Consegna: Per favore, stampa tutte le righe qui sotto senza cambiare nulla.

Estratti dei dati:

/---

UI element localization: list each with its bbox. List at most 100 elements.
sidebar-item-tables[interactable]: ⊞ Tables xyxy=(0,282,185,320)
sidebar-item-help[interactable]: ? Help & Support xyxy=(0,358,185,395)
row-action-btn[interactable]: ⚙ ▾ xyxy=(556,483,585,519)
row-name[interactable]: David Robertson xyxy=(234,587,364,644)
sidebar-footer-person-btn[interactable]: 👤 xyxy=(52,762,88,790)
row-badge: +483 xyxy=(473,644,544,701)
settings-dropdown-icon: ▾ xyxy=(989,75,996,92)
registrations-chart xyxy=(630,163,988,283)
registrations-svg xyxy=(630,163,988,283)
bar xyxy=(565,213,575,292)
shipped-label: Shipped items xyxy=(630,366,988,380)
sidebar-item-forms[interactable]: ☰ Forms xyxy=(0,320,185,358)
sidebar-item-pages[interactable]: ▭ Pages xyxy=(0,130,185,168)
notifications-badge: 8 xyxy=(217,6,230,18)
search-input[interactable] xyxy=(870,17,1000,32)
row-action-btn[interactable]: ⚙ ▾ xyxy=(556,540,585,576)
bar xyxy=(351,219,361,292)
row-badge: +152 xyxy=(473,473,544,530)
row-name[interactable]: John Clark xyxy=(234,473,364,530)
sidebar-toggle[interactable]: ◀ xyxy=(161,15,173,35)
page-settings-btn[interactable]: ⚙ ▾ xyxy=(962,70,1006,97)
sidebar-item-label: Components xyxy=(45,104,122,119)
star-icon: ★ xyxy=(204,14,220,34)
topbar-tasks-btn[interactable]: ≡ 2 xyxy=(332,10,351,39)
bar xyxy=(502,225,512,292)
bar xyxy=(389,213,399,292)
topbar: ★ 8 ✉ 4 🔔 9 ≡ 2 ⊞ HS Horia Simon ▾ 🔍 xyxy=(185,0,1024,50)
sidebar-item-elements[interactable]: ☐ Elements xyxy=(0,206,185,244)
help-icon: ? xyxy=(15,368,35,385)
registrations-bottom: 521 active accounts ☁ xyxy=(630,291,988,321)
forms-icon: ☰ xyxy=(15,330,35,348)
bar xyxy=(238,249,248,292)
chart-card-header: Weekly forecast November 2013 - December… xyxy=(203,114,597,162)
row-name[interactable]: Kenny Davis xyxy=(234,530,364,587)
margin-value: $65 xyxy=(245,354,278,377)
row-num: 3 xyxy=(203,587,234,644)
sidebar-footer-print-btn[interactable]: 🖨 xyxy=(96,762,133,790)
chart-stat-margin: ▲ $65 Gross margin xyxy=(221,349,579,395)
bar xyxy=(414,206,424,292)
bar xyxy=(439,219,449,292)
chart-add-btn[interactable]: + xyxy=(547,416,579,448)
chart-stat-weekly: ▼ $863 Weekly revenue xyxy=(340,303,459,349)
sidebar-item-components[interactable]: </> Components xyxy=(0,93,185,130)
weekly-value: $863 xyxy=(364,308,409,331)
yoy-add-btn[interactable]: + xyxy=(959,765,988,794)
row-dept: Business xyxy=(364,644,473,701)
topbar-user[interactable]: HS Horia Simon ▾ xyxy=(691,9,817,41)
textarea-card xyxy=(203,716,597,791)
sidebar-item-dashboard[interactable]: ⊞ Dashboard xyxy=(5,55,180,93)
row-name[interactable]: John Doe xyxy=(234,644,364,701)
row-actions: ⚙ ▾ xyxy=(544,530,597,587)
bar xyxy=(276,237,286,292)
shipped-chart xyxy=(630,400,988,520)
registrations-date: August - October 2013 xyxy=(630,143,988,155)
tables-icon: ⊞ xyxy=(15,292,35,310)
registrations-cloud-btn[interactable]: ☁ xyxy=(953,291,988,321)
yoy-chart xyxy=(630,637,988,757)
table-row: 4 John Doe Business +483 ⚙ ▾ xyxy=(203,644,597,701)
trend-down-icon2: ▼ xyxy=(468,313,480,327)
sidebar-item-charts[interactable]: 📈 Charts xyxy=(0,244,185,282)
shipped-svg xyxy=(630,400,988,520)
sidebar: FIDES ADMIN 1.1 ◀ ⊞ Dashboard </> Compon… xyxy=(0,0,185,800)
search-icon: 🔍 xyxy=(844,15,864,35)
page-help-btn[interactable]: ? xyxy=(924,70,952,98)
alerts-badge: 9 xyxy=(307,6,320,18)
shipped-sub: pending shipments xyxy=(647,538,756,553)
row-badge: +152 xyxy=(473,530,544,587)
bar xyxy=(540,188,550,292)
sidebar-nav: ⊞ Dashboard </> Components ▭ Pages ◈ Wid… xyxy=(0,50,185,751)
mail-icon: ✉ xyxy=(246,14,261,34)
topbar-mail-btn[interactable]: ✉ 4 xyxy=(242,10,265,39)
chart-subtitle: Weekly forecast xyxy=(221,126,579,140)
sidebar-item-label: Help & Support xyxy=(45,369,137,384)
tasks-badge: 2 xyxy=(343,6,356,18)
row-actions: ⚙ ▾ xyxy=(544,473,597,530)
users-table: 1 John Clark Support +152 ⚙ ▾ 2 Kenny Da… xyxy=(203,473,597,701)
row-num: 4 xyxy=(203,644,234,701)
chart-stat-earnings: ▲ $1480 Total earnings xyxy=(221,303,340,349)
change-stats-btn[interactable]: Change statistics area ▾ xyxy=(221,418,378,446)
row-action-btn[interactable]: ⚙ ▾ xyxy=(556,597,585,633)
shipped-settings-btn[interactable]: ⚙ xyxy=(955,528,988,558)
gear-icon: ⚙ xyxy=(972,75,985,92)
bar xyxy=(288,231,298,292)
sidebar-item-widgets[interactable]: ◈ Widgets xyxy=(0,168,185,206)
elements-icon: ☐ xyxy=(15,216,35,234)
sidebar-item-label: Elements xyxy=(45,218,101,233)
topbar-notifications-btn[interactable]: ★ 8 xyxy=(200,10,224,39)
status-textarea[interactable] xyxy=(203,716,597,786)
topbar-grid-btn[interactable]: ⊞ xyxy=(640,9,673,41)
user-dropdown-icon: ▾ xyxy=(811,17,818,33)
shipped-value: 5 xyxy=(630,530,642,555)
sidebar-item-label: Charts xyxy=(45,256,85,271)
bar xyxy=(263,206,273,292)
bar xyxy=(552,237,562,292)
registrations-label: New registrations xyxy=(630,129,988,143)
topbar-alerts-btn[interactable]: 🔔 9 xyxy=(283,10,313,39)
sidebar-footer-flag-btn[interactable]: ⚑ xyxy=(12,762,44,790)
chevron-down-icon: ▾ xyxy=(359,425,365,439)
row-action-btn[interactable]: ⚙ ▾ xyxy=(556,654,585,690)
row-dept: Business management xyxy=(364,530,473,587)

\---

Soluzione dell'esercizio:
UI element localization: list each with its bbox. List at most 100 elements.
sidebar-item-tables[interactable]: ⊞ Tables xyxy=(0,282,185,320)
sidebar-item-help[interactable]: ? Help & Support xyxy=(0,358,185,395)
row-action-btn[interactable]: ⚙ ▾ xyxy=(556,483,585,519)
row-name[interactable]: David Robertson xyxy=(234,587,364,644)
sidebar-footer-person-btn[interactable]: 👤 xyxy=(52,762,88,790)
row-badge: +483 xyxy=(473,644,544,701)
settings-dropdown-icon: ▾ xyxy=(989,75,996,92)
registrations-chart xyxy=(630,163,988,283)
registrations-svg xyxy=(630,163,988,283)
bar xyxy=(565,213,575,292)
shipped-label: Shipped items xyxy=(630,366,988,380)
sidebar-item-forms[interactable]: ☰ Forms xyxy=(0,320,185,358)
sidebar-item-pages[interactable]: ▭ Pages xyxy=(0,130,185,168)
notifications-badge: 8 xyxy=(217,6,230,18)
search-input[interactable] xyxy=(870,17,1000,32)
row-action-btn[interactable]: ⚙ ▾ xyxy=(556,540,585,576)
bar xyxy=(351,219,361,292)
row-badge: +152 xyxy=(473,473,544,530)
row-name[interactable]: John Clark xyxy=(234,473,364,530)
sidebar-toggle[interactable]: ◀ xyxy=(161,15,173,35)
page-settings-btn[interactable]: ⚙ ▾ xyxy=(962,70,1006,97)
sidebar-item-label: Components xyxy=(45,104,122,119)
star-icon: ★ xyxy=(204,14,220,34)
topbar-tasks-btn[interactable]: ≡ 2 xyxy=(332,10,351,39)
bar xyxy=(502,225,512,292)
bar xyxy=(389,213,399,292)
topbar: ★ 8 ✉ 4 🔔 9 ≡ 2 ⊞ HS Horia Simon ▾ 🔍 xyxy=(185,0,1024,50)
sidebar-item-elements[interactable]: ☐ Elements xyxy=(0,206,185,244)
help-icon: ? xyxy=(15,368,35,385)
registrations-bottom: 521 active accounts ☁ xyxy=(630,291,988,321)
forms-icon: ☰ xyxy=(15,330,35,348)
bar xyxy=(238,249,248,292)
chart-card-header: Weekly forecast November 2013 - December… xyxy=(203,114,597,162)
row-name[interactable]: Kenny Davis xyxy=(234,530,364,587)
margin-value: $65 xyxy=(245,354,278,377)
row-num: 3 xyxy=(203,587,234,644)
sidebar-footer-print-btn[interactable]: 🖨 xyxy=(96,762,133,790)
chart-stat-margin: ▲ $65 Gross margin xyxy=(221,349,579,395)
bar xyxy=(414,206,424,292)
bar xyxy=(439,219,449,292)
chart-add-btn[interactable]: + xyxy=(547,416,579,448)
chart-stat-weekly: ▼ $863 Weekly revenue xyxy=(340,303,459,349)
sidebar-item-components[interactable]: </> Components xyxy=(0,93,185,130)
weekly-value: $863 xyxy=(364,308,409,331)
yoy-add-btn[interactable]: + xyxy=(959,765,988,794)
row-dept: Business xyxy=(364,644,473,701)
topbar-user[interactable]: HS Horia Simon ▾ xyxy=(691,9,817,41)
textarea-card xyxy=(203,716,597,791)
sidebar-item-dashboard[interactable]: ⊞ Dashboard xyxy=(5,55,180,93)
row-name[interactable]: John Doe xyxy=(234,644,364,701)
row-actions: ⚙ ▾ xyxy=(544,530,597,587)
bar xyxy=(276,237,286,292)
shipped-chart xyxy=(630,400,988,520)
registrations-date: August - October 2013 xyxy=(630,143,988,155)
tables-icon: ⊞ xyxy=(15,292,35,310)
registrations-cloud-btn[interactable]: ☁ xyxy=(953,291,988,321)
yoy-chart xyxy=(630,637,988,757)
table-row: 4 John Doe Business +483 ⚙ ▾ xyxy=(203,644,597,701)
trend-down-icon2: ▼ xyxy=(468,313,480,327)
sidebar-item-charts[interactable]: 📈 Charts xyxy=(0,244,185,282)
shipped-svg xyxy=(630,400,988,520)
sidebar: FIDES ADMIN 1.1 ◀ ⊞ Dashboard </> Compon… xyxy=(0,0,185,800)
search-icon: 🔍 xyxy=(844,15,864,35)
page-help-btn[interactable]: ? xyxy=(924,70,952,98)
alerts-badge: 9 xyxy=(307,6,320,18)
shipped-sub: pending shipments xyxy=(647,538,756,553)
row-badge: +152 xyxy=(473,530,544,587)
bar xyxy=(540,188,550,292)
sidebar-nav: ⊞ Dashboard </> Components ▭ Pages ◈ Wid… xyxy=(0,50,185,751)
mail-icon: ✉ xyxy=(246,14,261,34)
topbar-mail-btn[interactable]: ✉ 4 xyxy=(242,10,265,39)
chart-subtitle: Weekly forecast xyxy=(221,126,579,140)
sidebar-item-label: Help & Support xyxy=(45,369,137,384)
tasks-badge: 2 xyxy=(343,6,356,18)
row-actions: ⚙ ▾ xyxy=(544,473,597,530)
users-table: 1 John Clark Support +152 ⚙ ▾ 2 Kenny Da… xyxy=(203,473,597,701)
row-num: 4 xyxy=(203,644,234,701)
chart-stat-earnings: ▲ $1480 Total earnings xyxy=(221,303,340,349)
change-stats-btn[interactable]: Change statistics area ▾ xyxy=(221,418,378,446)
row-action-btn[interactable]: ⚙ ▾ xyxy=(556,597,585,633)
shipped-settings-btn[interactable]: ⚙ xyxy=(955,528,988,558)
gear-icon: ⚙ xyxy=(972,75,985,92)
bar xyxy=(288,231,298,292)
sidebar-item-widgets[interactable]: ◈ Widgets xyxy=(0,168,185,206)
elements-icon: ☐ xyxy=(15,216,35,234)
sidebar-item-label: Elements xyxy=(45,218,101,233)
topbar-notifications-btn[interactable]: ★ 8 xyxy=(200,10,224,39)
status-textarea[interactable] xyxy=(203,716,597,786)
topbar-grid-btn[interactable]: ⊞ xyxy=(640,9,673,41)
user-dropdown-icon: ▾ xyxy=(811,17,818,33)
shipped-value: 5 xyxy=(630,530,642,555)
sidebar-item-label: Charts xyxy=(45,256,85,271)
bar xyxy=(263,206,273,292)
bar xyxy=(552,237,562,292)
registrations-label: New registrations xyxy=(630,129,988,143)
topbar-alerts-btn[interactable]: 🔔 9 xyxy=(283,10,313,39)
sidebar-footer-flag-btn[interactable]: ⚑ xyxy=(12,762,44,790)
chevron-down-icon: ▾ xyxy=(359,425,365,439)
row-action-btn[interactable]: ⚙ ▾ xyxy=(556,654,585,690)
row-dept: Business management xyxy=(364,530,473,587)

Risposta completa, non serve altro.